--- MATERIAL PROVIDED ---
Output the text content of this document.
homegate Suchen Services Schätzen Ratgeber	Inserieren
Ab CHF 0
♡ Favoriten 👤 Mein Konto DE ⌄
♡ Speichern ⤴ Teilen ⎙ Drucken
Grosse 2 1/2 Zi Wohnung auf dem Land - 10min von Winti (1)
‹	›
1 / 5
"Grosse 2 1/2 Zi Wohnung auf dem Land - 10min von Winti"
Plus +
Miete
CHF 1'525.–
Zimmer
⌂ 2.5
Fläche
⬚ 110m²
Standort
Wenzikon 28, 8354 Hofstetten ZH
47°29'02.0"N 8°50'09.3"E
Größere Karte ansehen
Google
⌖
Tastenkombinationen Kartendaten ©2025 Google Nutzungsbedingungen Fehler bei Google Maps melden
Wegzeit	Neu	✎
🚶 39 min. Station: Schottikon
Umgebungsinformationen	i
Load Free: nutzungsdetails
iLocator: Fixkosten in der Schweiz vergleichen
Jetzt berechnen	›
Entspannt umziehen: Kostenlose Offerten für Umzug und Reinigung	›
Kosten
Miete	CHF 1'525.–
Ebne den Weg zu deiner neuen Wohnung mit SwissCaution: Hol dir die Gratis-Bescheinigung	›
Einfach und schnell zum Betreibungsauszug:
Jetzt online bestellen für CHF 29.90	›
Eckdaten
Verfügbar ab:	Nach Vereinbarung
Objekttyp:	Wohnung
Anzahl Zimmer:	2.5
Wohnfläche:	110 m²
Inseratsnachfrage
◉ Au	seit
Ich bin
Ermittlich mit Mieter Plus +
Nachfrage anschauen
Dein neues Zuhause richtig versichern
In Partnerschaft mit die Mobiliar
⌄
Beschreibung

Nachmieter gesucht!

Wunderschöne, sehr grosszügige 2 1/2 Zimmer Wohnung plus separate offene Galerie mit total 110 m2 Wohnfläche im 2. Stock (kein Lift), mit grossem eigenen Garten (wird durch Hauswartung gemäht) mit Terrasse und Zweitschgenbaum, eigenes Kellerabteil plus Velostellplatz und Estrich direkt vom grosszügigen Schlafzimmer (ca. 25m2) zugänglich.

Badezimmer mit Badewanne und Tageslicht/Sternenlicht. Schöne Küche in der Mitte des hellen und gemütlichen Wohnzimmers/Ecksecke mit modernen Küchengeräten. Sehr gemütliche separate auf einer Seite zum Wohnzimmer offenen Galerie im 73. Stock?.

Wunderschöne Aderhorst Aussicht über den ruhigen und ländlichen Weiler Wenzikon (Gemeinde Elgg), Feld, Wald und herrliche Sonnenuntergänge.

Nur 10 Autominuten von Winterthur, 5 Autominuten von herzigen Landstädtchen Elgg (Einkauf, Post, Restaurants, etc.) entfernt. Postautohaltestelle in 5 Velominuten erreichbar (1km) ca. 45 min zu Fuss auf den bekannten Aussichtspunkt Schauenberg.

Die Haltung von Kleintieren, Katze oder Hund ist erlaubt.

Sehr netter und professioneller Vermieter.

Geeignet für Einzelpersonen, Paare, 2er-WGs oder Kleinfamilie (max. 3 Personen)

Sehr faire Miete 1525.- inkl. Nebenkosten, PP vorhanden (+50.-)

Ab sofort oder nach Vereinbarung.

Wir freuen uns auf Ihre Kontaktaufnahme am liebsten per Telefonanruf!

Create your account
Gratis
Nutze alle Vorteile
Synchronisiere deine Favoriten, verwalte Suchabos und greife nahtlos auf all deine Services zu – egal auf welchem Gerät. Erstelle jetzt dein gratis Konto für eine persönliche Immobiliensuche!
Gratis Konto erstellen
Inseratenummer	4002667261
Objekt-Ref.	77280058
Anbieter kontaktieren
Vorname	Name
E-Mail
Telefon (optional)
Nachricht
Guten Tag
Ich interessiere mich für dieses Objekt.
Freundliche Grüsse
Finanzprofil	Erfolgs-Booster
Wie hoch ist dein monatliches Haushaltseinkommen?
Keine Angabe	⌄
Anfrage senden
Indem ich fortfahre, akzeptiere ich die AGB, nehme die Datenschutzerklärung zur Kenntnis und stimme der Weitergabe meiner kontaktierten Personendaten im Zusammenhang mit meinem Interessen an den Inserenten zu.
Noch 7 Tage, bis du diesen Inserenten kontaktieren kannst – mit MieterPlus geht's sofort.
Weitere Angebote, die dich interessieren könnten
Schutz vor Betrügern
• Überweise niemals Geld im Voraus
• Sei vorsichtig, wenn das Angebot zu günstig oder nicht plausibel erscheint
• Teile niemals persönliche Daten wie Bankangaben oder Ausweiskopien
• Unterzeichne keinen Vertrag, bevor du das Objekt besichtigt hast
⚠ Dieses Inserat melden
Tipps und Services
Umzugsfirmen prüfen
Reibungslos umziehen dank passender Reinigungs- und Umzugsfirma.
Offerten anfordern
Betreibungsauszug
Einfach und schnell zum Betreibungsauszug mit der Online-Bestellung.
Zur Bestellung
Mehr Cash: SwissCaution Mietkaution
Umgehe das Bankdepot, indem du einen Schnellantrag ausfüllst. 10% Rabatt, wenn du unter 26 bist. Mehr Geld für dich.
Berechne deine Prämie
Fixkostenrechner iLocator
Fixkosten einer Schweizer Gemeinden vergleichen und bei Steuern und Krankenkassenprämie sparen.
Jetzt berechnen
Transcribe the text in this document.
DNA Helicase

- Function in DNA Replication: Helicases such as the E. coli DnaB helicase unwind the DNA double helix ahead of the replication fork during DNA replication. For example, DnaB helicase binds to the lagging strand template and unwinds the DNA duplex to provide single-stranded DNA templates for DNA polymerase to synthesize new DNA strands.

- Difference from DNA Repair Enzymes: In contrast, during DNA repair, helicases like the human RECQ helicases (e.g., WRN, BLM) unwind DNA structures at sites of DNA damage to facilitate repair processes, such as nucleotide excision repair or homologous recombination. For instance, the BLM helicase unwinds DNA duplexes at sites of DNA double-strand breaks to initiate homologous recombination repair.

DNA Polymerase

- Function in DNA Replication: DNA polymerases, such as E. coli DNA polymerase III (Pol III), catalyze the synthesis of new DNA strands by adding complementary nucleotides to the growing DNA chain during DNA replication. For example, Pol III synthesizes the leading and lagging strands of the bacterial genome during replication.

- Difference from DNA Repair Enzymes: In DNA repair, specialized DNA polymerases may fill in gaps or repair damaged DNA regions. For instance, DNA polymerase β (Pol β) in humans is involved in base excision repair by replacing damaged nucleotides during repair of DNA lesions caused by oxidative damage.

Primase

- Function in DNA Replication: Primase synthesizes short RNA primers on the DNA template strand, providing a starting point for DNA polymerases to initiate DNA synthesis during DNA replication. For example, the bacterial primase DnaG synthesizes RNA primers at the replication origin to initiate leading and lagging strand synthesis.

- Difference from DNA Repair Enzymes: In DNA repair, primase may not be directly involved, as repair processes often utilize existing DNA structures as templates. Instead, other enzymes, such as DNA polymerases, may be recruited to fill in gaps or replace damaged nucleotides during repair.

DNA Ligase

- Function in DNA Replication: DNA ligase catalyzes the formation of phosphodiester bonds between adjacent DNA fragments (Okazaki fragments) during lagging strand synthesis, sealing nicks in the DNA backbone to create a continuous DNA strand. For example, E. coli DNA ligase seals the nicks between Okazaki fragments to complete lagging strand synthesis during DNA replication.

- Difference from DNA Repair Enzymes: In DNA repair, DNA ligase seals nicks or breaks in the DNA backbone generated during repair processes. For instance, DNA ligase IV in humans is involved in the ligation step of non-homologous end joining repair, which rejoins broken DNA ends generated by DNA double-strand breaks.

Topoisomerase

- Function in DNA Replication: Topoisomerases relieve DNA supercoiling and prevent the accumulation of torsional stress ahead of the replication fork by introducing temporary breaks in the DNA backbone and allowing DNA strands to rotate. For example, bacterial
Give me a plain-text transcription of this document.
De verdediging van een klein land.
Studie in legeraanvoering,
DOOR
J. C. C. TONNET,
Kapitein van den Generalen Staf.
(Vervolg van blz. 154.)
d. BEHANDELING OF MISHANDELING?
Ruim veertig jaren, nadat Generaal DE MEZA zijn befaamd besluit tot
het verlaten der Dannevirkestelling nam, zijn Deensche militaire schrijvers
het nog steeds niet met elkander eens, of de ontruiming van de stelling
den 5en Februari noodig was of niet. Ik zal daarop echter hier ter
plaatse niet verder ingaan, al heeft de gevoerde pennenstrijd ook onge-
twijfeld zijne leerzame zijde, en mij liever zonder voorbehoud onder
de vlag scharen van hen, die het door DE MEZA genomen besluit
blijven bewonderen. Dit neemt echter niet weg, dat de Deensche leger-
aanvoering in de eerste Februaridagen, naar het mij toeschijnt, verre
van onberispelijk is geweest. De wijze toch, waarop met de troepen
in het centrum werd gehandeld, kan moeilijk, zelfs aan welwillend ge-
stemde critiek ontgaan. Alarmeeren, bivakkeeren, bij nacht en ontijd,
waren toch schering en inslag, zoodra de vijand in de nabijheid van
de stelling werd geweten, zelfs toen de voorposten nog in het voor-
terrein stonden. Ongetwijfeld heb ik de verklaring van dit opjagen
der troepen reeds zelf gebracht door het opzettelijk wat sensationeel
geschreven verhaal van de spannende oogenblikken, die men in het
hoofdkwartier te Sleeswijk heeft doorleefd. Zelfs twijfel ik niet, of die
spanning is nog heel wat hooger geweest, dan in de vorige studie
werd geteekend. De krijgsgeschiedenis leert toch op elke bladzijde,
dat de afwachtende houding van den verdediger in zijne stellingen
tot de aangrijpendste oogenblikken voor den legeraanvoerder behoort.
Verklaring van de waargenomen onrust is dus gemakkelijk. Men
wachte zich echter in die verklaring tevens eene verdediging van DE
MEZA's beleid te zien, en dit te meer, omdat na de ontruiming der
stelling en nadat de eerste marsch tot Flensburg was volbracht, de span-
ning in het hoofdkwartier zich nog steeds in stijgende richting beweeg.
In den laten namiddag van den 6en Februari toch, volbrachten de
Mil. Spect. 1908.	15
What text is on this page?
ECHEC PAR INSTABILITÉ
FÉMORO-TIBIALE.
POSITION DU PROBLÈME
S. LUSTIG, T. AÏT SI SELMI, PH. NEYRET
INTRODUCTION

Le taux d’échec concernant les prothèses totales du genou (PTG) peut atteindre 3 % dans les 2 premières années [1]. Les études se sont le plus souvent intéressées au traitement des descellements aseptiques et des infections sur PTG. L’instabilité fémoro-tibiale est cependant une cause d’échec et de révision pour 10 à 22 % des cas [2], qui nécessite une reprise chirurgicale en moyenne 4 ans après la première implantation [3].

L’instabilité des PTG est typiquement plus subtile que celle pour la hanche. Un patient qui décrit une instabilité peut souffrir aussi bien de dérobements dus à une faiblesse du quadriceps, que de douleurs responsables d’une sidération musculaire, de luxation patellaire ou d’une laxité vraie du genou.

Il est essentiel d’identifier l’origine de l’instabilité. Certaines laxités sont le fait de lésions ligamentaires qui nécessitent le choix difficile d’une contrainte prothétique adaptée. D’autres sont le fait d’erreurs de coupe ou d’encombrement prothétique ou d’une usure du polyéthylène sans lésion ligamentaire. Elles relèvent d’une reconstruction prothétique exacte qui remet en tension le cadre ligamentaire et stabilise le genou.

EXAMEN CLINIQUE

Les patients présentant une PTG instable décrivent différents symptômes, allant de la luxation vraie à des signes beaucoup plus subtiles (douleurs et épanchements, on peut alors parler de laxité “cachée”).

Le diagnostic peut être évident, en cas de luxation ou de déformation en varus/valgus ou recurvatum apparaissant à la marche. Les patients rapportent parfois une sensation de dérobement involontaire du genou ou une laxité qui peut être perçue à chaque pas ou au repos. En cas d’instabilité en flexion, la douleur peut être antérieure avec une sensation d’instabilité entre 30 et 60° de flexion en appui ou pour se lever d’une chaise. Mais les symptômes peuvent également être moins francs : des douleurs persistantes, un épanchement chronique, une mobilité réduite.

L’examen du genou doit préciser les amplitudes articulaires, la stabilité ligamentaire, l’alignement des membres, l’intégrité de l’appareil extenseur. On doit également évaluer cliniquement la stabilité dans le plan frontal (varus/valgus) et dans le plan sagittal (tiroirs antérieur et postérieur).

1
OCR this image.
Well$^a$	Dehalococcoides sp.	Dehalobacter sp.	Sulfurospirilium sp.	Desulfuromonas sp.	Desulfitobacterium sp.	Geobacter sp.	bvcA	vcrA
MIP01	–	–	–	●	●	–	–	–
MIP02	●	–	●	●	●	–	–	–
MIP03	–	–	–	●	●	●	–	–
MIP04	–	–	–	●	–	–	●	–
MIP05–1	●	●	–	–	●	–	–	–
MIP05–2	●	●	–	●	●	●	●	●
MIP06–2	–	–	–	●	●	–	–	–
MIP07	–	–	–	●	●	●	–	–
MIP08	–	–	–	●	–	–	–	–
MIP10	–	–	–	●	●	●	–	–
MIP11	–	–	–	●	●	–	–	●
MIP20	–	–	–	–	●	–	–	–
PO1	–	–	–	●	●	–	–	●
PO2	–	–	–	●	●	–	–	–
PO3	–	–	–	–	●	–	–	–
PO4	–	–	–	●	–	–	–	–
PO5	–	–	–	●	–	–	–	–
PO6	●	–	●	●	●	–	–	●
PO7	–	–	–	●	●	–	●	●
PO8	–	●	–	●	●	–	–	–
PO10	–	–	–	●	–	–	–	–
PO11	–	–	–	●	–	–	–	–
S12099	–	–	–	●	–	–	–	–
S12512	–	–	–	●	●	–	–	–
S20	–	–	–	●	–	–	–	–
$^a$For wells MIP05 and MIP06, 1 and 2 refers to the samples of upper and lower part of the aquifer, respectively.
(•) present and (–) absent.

--- EXERCISE DIRECTIONS ---
Which lines of the data contain the string "umziehen"? Copy each of them.

--- REPLY TO THE EXERCISE ---
Entspannt umziehen: Kostenlose Offerten für Umzug und Reinigung	›
Reibungslos umziehen dank passender Reinigungs- und Umzugsfirma.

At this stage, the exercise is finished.